Recorded data
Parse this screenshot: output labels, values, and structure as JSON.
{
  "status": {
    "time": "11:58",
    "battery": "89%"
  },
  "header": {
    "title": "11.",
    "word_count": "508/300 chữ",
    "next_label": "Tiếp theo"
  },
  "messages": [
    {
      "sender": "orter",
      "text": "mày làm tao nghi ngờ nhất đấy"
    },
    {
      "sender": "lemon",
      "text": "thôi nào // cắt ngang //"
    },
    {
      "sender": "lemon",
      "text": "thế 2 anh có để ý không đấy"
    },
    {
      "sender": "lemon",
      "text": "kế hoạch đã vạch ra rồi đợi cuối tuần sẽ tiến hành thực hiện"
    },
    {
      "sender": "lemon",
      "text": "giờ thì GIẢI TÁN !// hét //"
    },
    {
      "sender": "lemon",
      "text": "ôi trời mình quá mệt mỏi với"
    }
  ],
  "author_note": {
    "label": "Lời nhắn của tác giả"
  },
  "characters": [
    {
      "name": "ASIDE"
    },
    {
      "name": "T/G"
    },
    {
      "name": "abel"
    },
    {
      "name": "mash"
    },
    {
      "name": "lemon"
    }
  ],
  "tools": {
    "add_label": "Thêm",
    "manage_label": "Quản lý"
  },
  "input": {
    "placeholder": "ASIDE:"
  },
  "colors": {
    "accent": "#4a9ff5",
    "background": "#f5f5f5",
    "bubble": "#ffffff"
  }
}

◆ DO THIS
The records above need to be transcribed in full. Keep every character unchanged.

◆ RESULT
Parse this screenshot: output labels, values, and structure as JSON.
{
  "status": {
    "time": "11:58",
    "battery": "89%"
  },
  "header": {
    "title": "11.",
    "word_count": "508/300 chữ",
    "next_label": "Tiếp theo"
  },
  "messages": [
    {
      "sender": "orter",
      "text": "mày làm tao nghi ngờ nhất đấy"
    },
    {
      "sender": "lemon",
      "text": "thôi nào // cắt ngang //"
    },
    {
      "sender": "lemon",
      "text": "thế 2 anh có để ý không đấy"
    },
    {
      "sender": "lemon",
      "text": "kế hoạch đã vạch ra rồi đợi cuối tuần sẽ tiến hành thực hiện"
    },
    {
      "sender": "lemon",
      "text": "giờ thì GIẢI TÁN !// hét //"
    },
    {
      "sender": "lemon",
      "text": "ôi trời mình quá mệt mỏi với"
    }
  ],
  "author_note": {
    "label": "Lời nhắn của tác giả"
  },
  "characters": [
    {
      "name": "ASIDE"
    },
    {
      "name": "T/G"
    },
    {
      "name": "abel"
    },
    {
      "name": "mash"
    },
    {
      "name": "lemon"
    }
  ],
  "tools": {
    "add_label": "Thêm",
    "manage_label": "Quản lý"
  },
  "input": {
    "placeholder": "ASIDE:"
  },
  "colors": {
    "accent": "#4a9ff5",
    "background": "#f5f5f5",
    "bubble": "#ffffff"
  }
}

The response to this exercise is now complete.